### [TASK DETAILS]
Look through the data and write out every line with the word "JSON" in it.

═══ INPUT FOR THIS TASK

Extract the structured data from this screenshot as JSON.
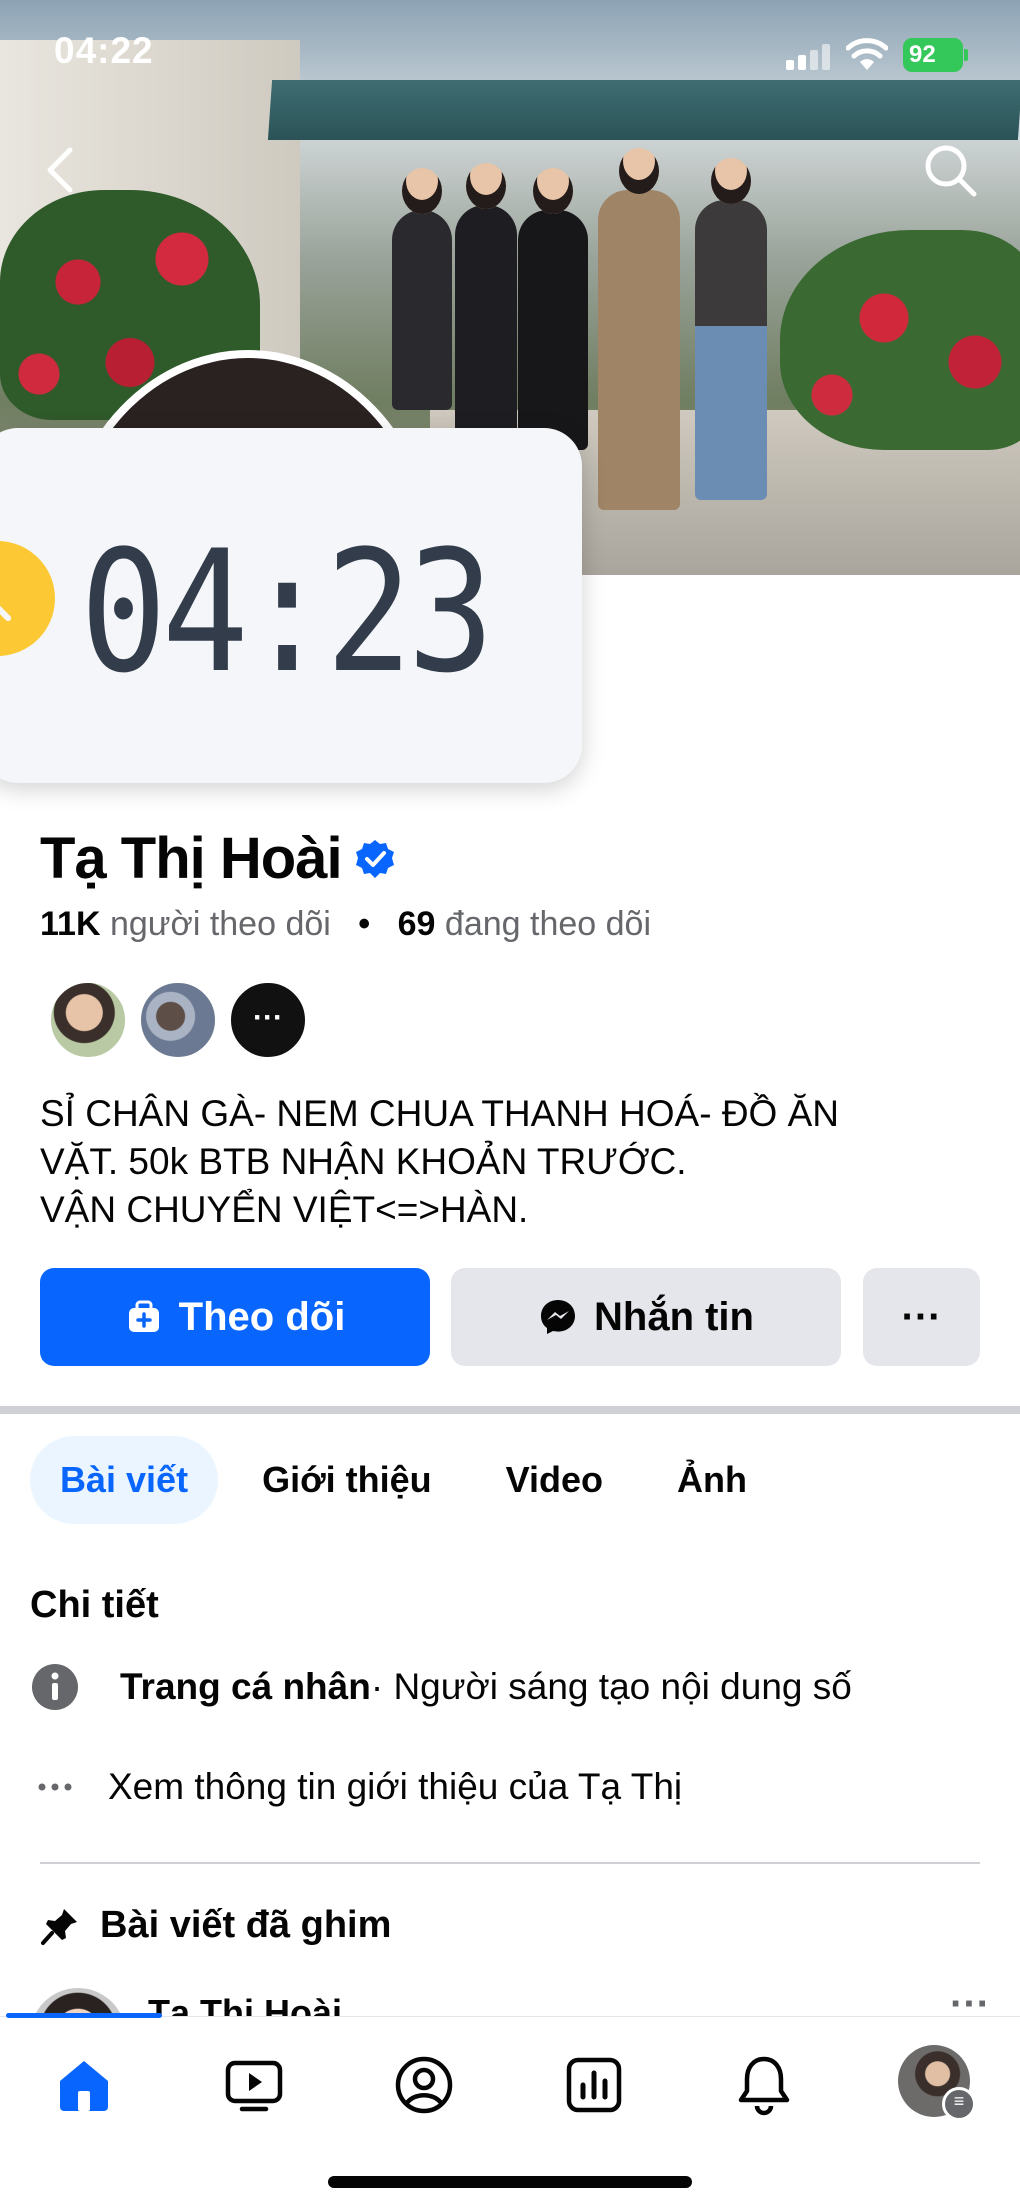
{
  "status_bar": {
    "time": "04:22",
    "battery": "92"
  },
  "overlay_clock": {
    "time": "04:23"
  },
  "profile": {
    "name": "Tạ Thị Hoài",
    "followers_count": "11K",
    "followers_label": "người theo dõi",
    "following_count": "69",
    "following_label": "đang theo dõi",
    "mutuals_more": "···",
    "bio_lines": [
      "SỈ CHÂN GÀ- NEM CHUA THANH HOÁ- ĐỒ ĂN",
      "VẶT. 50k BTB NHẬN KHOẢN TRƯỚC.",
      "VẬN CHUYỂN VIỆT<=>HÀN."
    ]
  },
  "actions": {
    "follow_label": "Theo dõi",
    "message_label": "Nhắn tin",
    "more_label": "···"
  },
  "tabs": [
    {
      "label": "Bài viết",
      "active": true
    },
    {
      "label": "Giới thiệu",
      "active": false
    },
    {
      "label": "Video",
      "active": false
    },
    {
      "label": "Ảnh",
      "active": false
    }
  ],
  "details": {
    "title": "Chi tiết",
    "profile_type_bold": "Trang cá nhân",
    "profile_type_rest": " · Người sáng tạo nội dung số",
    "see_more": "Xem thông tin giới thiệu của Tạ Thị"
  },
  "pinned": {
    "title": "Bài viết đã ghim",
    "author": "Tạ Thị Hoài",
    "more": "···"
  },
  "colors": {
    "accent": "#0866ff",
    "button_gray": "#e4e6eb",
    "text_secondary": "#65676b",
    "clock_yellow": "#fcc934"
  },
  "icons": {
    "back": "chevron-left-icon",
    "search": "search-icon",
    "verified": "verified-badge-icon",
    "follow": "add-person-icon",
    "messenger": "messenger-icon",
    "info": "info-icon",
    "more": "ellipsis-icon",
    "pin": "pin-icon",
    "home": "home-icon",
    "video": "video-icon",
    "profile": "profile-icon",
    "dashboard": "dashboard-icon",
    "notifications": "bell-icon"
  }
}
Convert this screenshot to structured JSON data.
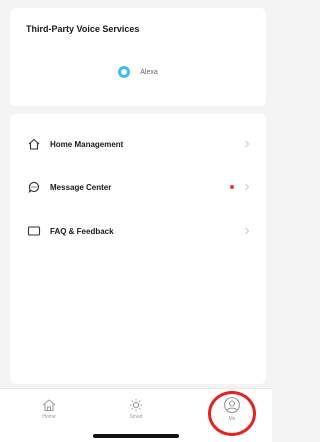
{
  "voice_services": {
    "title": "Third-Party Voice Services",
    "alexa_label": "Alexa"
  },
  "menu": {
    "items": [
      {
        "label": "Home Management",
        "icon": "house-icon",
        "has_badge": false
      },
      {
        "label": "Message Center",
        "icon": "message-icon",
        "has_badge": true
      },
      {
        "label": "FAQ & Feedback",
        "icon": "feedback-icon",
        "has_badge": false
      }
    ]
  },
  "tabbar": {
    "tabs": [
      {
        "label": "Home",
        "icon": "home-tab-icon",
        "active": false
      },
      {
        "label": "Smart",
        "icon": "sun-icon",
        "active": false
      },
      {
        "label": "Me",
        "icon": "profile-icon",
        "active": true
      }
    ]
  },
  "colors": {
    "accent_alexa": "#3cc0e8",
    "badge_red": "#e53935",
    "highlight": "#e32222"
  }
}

══════

### [COMPLETE RESPONSE]
Extract the structured data from this screenshot as JSON.
Convert this screenshot to structured JSON data.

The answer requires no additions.